TASK DESCRIPTION:
Scan the listing that follows and report how many lines contain "Collaboration". Write the number alone.

SOURCE MATERIAL:
-- start --

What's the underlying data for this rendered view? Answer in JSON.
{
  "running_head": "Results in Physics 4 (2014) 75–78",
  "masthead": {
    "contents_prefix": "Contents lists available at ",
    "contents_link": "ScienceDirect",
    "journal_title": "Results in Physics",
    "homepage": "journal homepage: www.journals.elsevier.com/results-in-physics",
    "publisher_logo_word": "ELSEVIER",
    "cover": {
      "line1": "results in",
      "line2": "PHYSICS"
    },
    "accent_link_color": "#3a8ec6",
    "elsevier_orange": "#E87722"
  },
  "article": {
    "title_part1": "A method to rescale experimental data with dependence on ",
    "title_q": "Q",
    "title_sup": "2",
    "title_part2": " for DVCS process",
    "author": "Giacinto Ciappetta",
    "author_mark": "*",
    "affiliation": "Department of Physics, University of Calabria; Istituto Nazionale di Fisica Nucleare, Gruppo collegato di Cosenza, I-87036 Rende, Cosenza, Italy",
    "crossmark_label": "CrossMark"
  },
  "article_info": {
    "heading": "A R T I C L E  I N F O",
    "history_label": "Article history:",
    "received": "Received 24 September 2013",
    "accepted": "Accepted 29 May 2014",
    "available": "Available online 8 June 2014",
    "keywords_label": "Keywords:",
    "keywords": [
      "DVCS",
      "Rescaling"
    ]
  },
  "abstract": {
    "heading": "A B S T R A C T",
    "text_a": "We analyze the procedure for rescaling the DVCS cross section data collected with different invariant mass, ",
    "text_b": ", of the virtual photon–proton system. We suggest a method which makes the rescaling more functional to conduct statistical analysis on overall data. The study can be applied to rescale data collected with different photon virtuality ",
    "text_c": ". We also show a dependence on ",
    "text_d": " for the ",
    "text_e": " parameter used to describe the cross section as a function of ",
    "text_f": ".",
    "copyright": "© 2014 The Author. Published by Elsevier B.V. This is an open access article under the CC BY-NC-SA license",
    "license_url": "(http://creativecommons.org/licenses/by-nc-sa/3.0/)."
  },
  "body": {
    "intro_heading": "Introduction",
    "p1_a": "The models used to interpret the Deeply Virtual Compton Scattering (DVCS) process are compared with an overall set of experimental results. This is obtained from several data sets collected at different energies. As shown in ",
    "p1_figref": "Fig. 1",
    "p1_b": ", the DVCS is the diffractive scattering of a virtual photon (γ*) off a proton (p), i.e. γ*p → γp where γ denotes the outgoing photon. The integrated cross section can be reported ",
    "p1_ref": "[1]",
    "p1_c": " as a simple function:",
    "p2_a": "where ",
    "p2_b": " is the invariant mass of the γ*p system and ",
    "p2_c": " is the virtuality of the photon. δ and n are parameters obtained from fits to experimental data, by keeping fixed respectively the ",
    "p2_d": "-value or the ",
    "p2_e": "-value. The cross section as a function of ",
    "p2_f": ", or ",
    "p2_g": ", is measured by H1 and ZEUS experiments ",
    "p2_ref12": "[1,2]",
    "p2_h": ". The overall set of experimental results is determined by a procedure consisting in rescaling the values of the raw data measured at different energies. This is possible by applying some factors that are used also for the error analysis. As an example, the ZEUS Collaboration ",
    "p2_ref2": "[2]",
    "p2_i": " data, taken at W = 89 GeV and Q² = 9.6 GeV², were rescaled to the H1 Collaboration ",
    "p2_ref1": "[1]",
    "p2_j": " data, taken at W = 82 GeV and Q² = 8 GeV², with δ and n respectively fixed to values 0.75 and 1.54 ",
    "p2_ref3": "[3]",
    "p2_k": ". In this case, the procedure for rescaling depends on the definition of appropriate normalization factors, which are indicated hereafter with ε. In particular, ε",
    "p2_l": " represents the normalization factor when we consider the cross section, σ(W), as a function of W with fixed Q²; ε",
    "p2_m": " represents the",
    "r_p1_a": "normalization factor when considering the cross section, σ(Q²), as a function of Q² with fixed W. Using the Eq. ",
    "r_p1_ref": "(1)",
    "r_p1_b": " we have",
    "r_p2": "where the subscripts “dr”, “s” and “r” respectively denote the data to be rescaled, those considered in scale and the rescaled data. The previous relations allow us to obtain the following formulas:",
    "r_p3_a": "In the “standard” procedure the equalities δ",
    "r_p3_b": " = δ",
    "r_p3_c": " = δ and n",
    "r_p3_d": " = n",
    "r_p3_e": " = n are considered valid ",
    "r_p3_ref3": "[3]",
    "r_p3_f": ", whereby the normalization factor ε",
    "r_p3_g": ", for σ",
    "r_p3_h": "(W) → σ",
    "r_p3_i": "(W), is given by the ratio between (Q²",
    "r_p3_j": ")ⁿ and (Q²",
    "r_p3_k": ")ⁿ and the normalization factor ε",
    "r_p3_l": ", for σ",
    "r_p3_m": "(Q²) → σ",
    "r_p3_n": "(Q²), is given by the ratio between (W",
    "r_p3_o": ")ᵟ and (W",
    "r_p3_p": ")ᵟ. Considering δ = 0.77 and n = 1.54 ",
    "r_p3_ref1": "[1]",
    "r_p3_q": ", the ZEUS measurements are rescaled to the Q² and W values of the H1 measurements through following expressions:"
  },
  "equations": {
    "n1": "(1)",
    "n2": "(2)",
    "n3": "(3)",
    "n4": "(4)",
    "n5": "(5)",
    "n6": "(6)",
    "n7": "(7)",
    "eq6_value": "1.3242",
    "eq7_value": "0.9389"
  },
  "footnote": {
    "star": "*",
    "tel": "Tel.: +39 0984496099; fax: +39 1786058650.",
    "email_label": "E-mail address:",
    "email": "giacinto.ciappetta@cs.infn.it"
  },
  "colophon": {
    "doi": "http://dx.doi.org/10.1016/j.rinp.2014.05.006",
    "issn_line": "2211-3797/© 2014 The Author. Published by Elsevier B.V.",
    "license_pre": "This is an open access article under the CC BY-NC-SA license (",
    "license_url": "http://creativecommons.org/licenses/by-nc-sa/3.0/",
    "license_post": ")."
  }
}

-- end --

ANSWER TO THE EXERCISE:
2